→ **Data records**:
/---

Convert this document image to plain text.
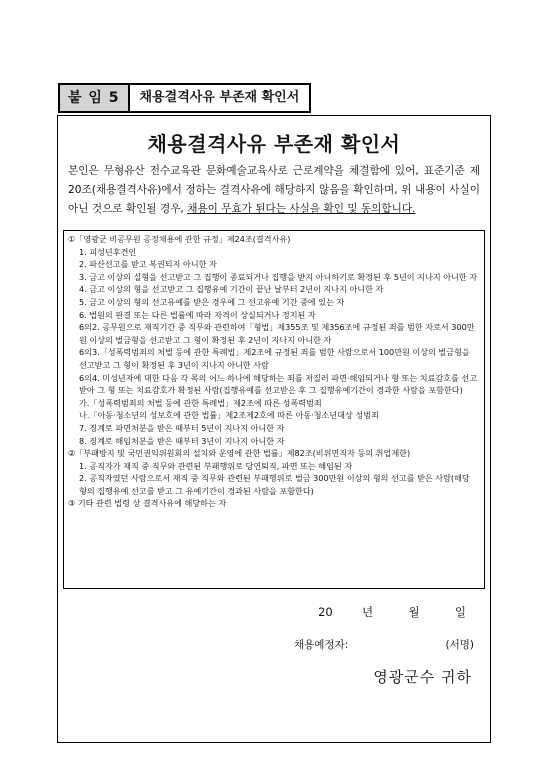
붙 임 5	채용결격사유 부존재 확인서
채용결격사유 부존재 확인서
본인은 무형유산 전수교육관 문화예술교육사로 근로계약을 체결함에 있어, 표준기준 제20조(채용결격사유)에서 정하는 결격사유에 해당하지 않음을 확인하며, 위 내용이 사실이 아닌 것으로 확인될 경우, 채용이 무효가 된다는 사실을 확인 및 동의합니다.
①「영광군 비공무원 공정채용에 관한 규정」제24조(결격사유)
1. 피성년후견인
2. 파산선고를 받고 복권되지 아니한 자
3. 금고 이상의 실형을 선고받고 그 집행이 종료되거나 집행을 받지 아니하기로 확정된 후 5년이 지나지 아니한 자
4. 금고 이상의 형을 선고받고 그 집행유예 기간이 끝난 날부터 2년이 지나지 아니한 자
5. 금고 이상의 형의 선고유예를 받은 경우에 그 선고유예 기간 중에 있는 자
6. 법원의 판결 또는 다른 법률에 따라 자격이 상실되거나 정지된 자
6의2. 공무원으로 재직기간 중 직무와 관련하여「형법」제355조 및 제356조에 규정된 죄를 범한 자로서 300만원 이상의 벌금형을 선고받고 그 형이 확정된 후 2년이 지나지 아니한 자
6의3.「성폭력범죄의 처벌 등에 관한 특례법」제2조에 규정된 죄를 범한 사람으로서 100만원 이상의 벌금형을 선고받고 그 형이 확정된 후 3년이 지나지 아니한 사람
6의4. 미성년자에 대한 다음 각 목의 어느 하나에 해당하는 죄를 저질러 파면·해임되거나 형 또는 치료감호를 선고받아 그 형 또는 치료감호가 확정된 사람(집행유예를 선고받은 후 그 집행유예기간이 경과한 사람을 포함한다)
가.「성폭력범죄의 처벌 등에 관한 특례법」제2조에 따른 성폭력범죄
나.「아동·청소년의 성보호에 관한 법률」제2조제2호에 따른 아동·청소년대상 성범죄
7. 징계로 파면처분을 받은 때부터 5년이 지나지 아니한 자
8. 징계로 해임처분을 받은 때부터 3년이 지나지 아니한 자
②「부패방지 및 국민권익위원회의 설치와 운영에 관한 법률」제82조(비위면직자 등의 취업제한)
1. 공직자가 재직 중 직무와 관련된 부패행위로 당연퇴직, 파면 또는 해임된 자
2. 공직자였던 사람으로서 재직 중 직무와 관련된 부패행위로 벌금 300만원 이상의 형의 선고를 받은 사람(해당 형의 집행유예 선고를 받고 그 유예기간이 경과된 사람을 포함한다)
③ 기타 관련 법령 상 결격사유에 해당하는 자
20	년	월	일
채용예정자:	(서명)
영광군수 귀하
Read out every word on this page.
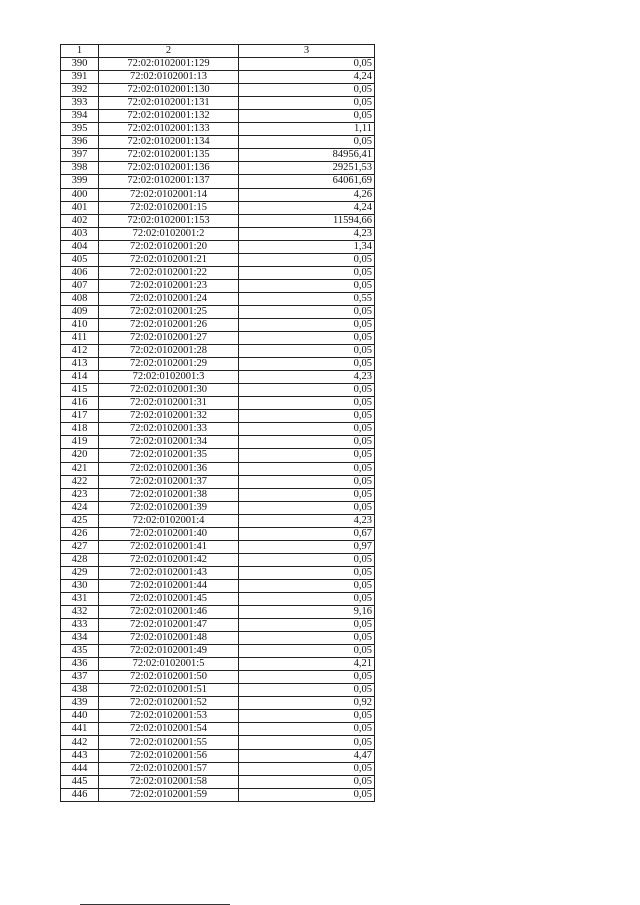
1	2	3
390	72:02:0102001:129	0,05
391	72:02:0102001:13	4,24
392	72:02:0102001:130	0,05
393	72:02:0102001:131	0,05
394	72:02:0102001:132	0,05
395	72:02:0102001:133	1,11
396	72:02:0102001:134	0,05
397	72:02:0102001:135	84956,41
398	72:02:0102001:136	29251,53
399	72:02:0102001:137	64061,69
400	72:02:0102001:14	4,26
401	72:02:0102001:15	4,24
402	72:02:0102001:153	11594,66
403	72:02:0102001:2	4,23
404	72:02:0102001:20	1,34
405	72:02:0102001:21	0,05
406	72:02:0102001:22	0,05
407	72:02:0102001:23	0,05
408	72:02:0102001:24	0,55
409	72:02:0102001:25	0,05
410	72:02:0102001:26	0,05
411	72:02:0102001:27	0,05
412	72:02:0102001:28	0,05
413	72:02:0102001:29	0,05
414	72:02:0102001:3	4,23
415	72:02:0102001:30	0,05
416	72:02:0102001:31	0,05
417	72:02:0102001:32	0,05
418	72:02:0102001:33	0,05
419	72:02:0102001:34	0,05
420	72:02:0102001:35	0,05
421	72:02:0102001:36	0,05
422	72:02:0102001:37	0,05
423	72:02:0102001:38	0,05
424	72:02:0102001:39	0,05
425	72:02:0102001:4	4,23
426	72:02:0102001:40	0,67
427	72:02:0102001:41	0,97
428	72:02:0102001:42	0,05
429	72:02:0102001:43	0,05
430	72:02:0102001:44	0,05
431	72:02:0102001:45	0,05
432	72:02:0102001:46	9,16
433	72:02:0102001:47	0,05
434	72:02:0102001:48	0,05
435	72:02:0102001:49	0,05
436	72:02:0102001:5	4,21
437	72:02:0102001:50	0,05
438	72:02:0102001:51	0,05
439	72:02:0102001:52	0,92
440	72:02:0102001:53	0,05
441	72:02:0102001:54	0,05
442	72:02:0102001:55	0,05
443	72:02:0102001:56	4,47
444	72:02:0102001:57	0,05
445	72:02:0102001:58	0,05
446	72:02:0102001:59	0,05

\---

→ **Task objective**: Excluding the pictures, restate the records above word for word.

→ **Response to this task**:
Convert this document image to plain text.
붙 임 5	채용결격사유 부존재 확인서
채용결격사유 부존재 확인서
본인은 무형유산 전수교육관 문화예술교육사로 근로계약을 체결함에 있어, 표준기준 제20조(채용결격사유)에서 정하는 결격사유에 해당하지 않음을 확인하며, 위 내용이 사실이 아닌 것으로 확인될 경우, 채용이 무효가 된다는 사실을 확인 및 동의합니다.
①「영광군 비공무원 공정채용에 관한 규정」제24조(결격사유)
1. 피성년후견인
2. 파산선고를 받고 복권되지 아니한 자
3. 금고 이상의 실형을 선고받고 그 집행이 종료되거나 집행을 받지 아니하기로 확정된 후 5년이 지나지 아니한 자
4. 금고 이상의 형을 선고받고 그 집행유예 기간이 끝난 날부터 2년이 지나지 아니한 자
5. 금고 이상의 형의 선고유예를 받은 경우에 그 선고유예 기간 중에 있는 자
6. 법원의 판결 또는 다른 법률에 따라 자격이 상실되거나 정지된 자
6의2. 공무원으로 재직기간 중 직무와 관련하여「형법」제355조 및 제356조에 규정된 죄를 범한 자로서 300만원 이상의 벌금형을 선고받고 그 형이 확정된 후 2년이 지나지 아니한 자
6의3.「성폭력범죄의 처벌 등에 관한 특례법」제2조에 규정된 죄를 범한 사람으로서 100만원 이상의 벌금형을 선고받고 그 형이 확정된 후 3년이 지나지 아니한 사람
6의4. 미성년자에 대한 다음 각 목의 어느 하나에 해당하는 죄를 저질러 파면·해임되거나 형 또는 치료감호를 선고받아 그 형 또는 치료감호가 확정된 사람(집행유예를 선고받은 후 그 집행유예기간이 경과한 사람을 포함한다)
가.「성폭력범죄의 처벌 등에 관한 특례법」제2조에 따른 성폭력범죄
나.「아동·청소년의 성보호에 관한 법률」제2조제2호에 따른 아동·청소년대상 성범죄
7. 징계로 파면처분을 받은 때부터 5년이 지나지 아니한 자
8. 징계로 해임처분을 받은 때부터 3년이 지나지 아니한 자
②「부패방지 및 국민권익위원회의 설치와 운영에 관한 법률」제82조(비위면직자 등의 취업제한)
1. 공직자가 재직 중 직무와 관련된 부패행위로 당연퇴직, 파면 또는 해임된 자
2. 공직자였던 사람으로서 재직 중 직무와 관련된 부패행위로 벌금 300만원 이상의 형의 선고를 받은 사람(해당 형의 집행유예 선고를 받고 그 유예기간이 경과된 사람을 포함한다)
③ 기타 관련 법령 상 결격사유에 해당하는 자
20	년	월	일
채용예정자:	(서명)
영광군수 귀하
Read out every word on this page.
1	2	3
390	72:02:0102001:129	0,05
391	72:02:0102001:13	4,24
392	72:02:0102001:130	0,05
393	72:02:0102001:131	0,05
394	72:02:0102001:132	0,05
395	72:02:0102001:133	1,11
396	72:02:0102001:134	0,05
397	72:02:0102001:135	84956,41
398	72:02:0102001:136	29251,53
399	72:02:0102001:137	64061,69
400	72:02:0102001:14	4,26
401	72:02:0102001:15	4,24
402	72:02:0102001:153	11594,66
403	72:02:0102001:2	4,23
404	72:02:0102001:20	1,34
405	72:02:0102001:21	0,05
406	72:02:0102001:22	0,05
407	72:02:0102001:23	0,05
408	72:02:0102001:24	0,55
409	72:02:0102001:25	0,05
410	72:02:0102001:26	0,05
411	72:02:0102001:27	0,05
412	72:02:0102001:28	0,05
413	72:02:0102001:29	0,05
414	72:02:0102001:3	4,23
415	72:02:0102001:30	0,05
416	72:02:0102001:31	0,05
417	72:02:0102001:32	0,05
418	72:02:0102001:33	0,05
419	72:02:0102001:34	0,05
420	72:02:0102001:35	0,05
421	72:02:0102001:36	0,05
422	72:02:0102001:37	0,05
423	72:02:0102001:38	0,05
424	72:02:0102001:39	0,05
425	72:02:0102001:4	4,23
426	72:02:0102001:40	0,67
427	72:02:0102001:41	0,97
428	72:02:0102001:42	0,05
429	72:02:0102001:43	0,05
430	72:02:0102001:44	0,05
431	72:02:0102001:45	0,05
432	72:02:0102001:46	9,16
433	72:02:0102001:47	0,05
434	72:02:0102001:48	0,05
435	72:02:0102001:49	0,05
436	72:02:0102001:5	4,21
437	72:02:0102001:50	0,05
438	72:02:0102001:51	0,05
439	72:02:0102001:52	0,92
440	72:02:0102001:53	0,05
441	72:02:0102001:54	0,05
442	72:02:0102001:55	0,05
443	72:02:0102001:56	4,47
444	72:02:0102001:57	0,05
445	72:02:0102001:58	0,05
446	72:02:0102001:59	0,05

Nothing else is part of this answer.